Detalhes do exercício: No texto sobre microcrédito, a quantos empreendedores o novo modelo deve chegar?

Bloco de texto:
Empreendedores terão acesso a microcrédito

Com as novas regras, 16 milhões de pessoas passam a ser beneficiadas

Neste setor, com cerca de 30% a 40% de retorno sobre capital, passa a ser considerado o mais alto do mercado (foto: reprodução)

Mesmo com ampla procura, os financiamentos ainda são rodeados de muita burocracia. Empresas e pessoas físicas precisam se encaixar em vários requisitos e solicitações para darem início a este processo. Mas esta situação está bem próxima de mudar.

Nos próximos dias, o governo baixará a medida provisória (MP) a fim de facilitar e aumentar a concessão de microcrédito. Para que sejam dadas maiores oportunidade às pessoas jurídicas e físicas foi anunciada partida de um conjunto de ações que o Ministério da Economia e o Banco Central (BC) passam a adotar com objetivo de reduzir custos do crédito.

Com este novo modelo de processo de microcrédito, o benefício chegará até 4 milhões de empreendedores. Serão 16 milhões de pessoas. Atualmente, menos de 2 milhões de pessoas recebem a oportunidade de financiamentos voltados a estes grupos. Com certa “classe” de preferência, o crédito fica sob posse de apenas alguns clientes, fator que pode ser considerado responsável pelo número de entrantes considerado baixíssimo.

(Entradas de dados armazenados)
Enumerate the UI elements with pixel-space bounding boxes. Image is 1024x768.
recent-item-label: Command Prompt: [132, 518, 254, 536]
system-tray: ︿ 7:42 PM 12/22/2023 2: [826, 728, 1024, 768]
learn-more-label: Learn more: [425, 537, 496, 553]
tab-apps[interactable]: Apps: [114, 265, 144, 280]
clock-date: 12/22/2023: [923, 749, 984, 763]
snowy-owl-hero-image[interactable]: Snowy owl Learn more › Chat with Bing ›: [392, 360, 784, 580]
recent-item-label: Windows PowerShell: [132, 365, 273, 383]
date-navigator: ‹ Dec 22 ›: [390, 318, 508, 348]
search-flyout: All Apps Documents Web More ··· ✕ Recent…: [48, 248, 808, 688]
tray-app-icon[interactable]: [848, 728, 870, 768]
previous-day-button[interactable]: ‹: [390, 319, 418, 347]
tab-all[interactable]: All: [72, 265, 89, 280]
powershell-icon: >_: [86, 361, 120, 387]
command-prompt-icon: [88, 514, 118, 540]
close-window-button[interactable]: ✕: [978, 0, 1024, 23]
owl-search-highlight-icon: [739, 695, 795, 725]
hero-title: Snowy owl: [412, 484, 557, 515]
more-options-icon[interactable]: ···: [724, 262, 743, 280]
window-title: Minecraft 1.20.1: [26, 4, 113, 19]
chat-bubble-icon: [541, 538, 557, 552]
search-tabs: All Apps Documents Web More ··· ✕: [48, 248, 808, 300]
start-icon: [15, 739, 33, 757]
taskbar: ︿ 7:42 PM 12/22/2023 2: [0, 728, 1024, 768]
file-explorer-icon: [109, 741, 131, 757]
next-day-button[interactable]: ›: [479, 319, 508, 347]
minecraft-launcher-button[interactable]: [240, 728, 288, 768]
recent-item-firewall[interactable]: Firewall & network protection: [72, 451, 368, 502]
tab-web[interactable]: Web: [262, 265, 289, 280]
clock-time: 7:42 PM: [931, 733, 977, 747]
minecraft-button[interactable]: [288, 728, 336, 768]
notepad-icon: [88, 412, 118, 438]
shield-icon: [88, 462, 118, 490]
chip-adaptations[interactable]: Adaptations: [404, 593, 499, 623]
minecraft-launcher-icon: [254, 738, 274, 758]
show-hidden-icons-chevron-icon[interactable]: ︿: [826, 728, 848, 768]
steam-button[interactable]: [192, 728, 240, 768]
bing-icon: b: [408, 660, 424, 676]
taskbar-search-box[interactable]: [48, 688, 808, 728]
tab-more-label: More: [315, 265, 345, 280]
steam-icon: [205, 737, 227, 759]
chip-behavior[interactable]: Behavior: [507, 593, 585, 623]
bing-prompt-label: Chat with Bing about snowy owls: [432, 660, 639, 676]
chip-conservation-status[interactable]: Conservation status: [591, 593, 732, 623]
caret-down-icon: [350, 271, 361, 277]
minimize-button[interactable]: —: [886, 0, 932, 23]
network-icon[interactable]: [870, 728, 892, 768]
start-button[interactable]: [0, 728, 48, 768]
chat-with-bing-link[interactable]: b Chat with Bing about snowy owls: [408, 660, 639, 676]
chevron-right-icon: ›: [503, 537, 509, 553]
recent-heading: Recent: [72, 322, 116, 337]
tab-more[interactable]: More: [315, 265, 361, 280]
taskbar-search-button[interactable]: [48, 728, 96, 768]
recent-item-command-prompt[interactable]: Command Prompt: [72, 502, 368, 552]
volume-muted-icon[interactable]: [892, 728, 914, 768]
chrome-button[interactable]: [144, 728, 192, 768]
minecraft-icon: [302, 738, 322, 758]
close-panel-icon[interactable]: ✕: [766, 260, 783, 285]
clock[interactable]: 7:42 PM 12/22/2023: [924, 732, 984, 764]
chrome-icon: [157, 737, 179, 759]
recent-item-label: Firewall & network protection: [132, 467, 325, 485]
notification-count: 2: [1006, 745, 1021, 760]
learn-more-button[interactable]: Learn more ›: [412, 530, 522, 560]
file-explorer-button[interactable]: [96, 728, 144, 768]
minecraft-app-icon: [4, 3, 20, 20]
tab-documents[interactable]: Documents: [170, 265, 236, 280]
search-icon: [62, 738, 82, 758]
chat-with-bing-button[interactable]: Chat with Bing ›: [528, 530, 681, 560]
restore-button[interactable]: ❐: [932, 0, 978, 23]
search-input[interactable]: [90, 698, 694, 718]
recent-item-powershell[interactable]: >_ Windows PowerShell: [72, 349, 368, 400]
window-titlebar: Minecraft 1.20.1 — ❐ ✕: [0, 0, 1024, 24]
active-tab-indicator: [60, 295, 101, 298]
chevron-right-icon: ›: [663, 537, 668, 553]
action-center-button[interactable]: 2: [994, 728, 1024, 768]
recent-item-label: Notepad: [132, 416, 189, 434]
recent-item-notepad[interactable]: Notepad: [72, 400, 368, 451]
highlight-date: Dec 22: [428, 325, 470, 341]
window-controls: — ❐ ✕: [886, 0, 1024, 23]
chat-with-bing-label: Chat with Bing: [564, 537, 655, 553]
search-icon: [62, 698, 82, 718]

Resposta: A até 4 milhões de empreendedores.